(Given problem)
Write out the following lines word for word, with no changes.

Collection entries:
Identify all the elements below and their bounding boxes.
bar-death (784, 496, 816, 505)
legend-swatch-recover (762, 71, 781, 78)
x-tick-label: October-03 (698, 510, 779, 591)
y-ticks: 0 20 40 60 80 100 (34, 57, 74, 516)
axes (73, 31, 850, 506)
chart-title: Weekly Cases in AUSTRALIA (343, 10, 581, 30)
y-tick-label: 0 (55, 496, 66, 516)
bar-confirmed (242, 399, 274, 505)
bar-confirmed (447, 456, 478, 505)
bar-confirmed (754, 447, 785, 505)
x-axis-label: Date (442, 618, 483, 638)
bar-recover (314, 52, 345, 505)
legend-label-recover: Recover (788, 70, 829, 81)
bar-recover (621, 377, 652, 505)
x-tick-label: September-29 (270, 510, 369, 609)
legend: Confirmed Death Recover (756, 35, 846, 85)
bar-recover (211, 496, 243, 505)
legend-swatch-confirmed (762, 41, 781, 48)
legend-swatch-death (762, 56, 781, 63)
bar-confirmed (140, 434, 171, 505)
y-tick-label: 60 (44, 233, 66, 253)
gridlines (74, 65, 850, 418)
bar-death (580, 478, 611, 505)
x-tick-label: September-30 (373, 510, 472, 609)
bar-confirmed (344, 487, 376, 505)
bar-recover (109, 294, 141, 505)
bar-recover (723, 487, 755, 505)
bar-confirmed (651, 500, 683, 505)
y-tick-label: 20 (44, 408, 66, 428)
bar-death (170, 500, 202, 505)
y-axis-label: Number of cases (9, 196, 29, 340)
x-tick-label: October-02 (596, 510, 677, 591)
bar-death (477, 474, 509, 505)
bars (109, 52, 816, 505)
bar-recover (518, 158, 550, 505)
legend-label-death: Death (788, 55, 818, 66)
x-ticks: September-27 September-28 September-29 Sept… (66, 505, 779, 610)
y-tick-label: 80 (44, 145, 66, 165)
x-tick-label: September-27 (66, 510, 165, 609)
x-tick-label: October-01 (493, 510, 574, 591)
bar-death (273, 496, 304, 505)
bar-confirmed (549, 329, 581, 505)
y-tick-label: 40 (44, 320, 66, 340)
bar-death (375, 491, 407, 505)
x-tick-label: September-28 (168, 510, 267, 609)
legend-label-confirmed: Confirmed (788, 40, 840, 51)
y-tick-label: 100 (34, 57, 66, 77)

(Finished answer)
Identify all the elements below and their bounding boxes.
bar-death (784, 496, 816, 505)
legend-swatch-recover (762, 71, 781, 78)
x-tick-label: October-03 (698, 510, 779, 591)
y-ticks: 0 20 40 60 80 100 (34, 57, 74, 516)
axes (73, 31, 850, 506)
chart-title: Weekly Cases in AUSTRALIA (343, 10, 581, 30)
y-tick-label: 0 (55, 496, 66, 516)
bar-confirmed (242, 399, 274, 505)
bar-confirmed (447, 456, 478, 505)
bar-confirmed (754, 447, 785, 505)
x-axis-label: Date (442, 618, 483, 638)
bar-recover (314, 52, 345, 505)
legend-label-recover: Recover (788, 70, 829, 81)
bar-recover (621, 377, 652, 505)
x-tick-label: September-29 (270, 510, 369, 609)
legend: Confirmed Death Recover (756, 35, 846, 85)
bar-recover (211, 496, 243, 505)
legend-swatch-confirmed (762, 41, 781, 48)
legend-swatch-death (762, 56, 781, 63)
bar-confirmed (140, 434, 171, 505)
y-tick-label: 60 (44, 233, 66, 253)
gridlines (74, 65, 850, 418)
bar-death (580, 478, 611, 505)
x-tick-label: September-30 (373, 510, 472, 609)
bar-confirmed (344, 487, 376, 505)
bar-recover (109, 294, 141, 505)
bar-recover (723, 487, 755, 505)
bar-confirmed (651, 500, 683, 505)
y-tick-label: 20 (44, 408, 66, 428)
bar-death (170, 500, 202, 505)
y-axis-label: Number of cases (9, 196, 29, 340)
x-tick-label: October-02 (596, 510, 677, 591)
bar-death (477, 474, 509, 505)
bars (109, 52, 816, 505)
bar-recover (518, 158, 550, 505)
legend-label-death: Death (788, 55, 818, 66)
x-ticks: September-27 September-28 September-29 Sept… (66, 505, 779, 610)
y-tick-label: 80 (44, 145, 66, 165)
x-tick-label: September-27 (66, 510, 165, 609)
x-tick-label: October-01 (493, 510, 574, 591)
bar-death (273, 496, 304, 505)
bar-confirmed (549, 329, 581, 505)
y-tick-label: 40 (44, 320, 66, 340)
bar-death (375, 491, 407, 505)
x-tick-label: September-28 (168, 510, 267, 609)
legend-label-confirmed: Confirmed (788, 40, 840, 51)
y-tick-label: 100 (34, 57, 66, 77)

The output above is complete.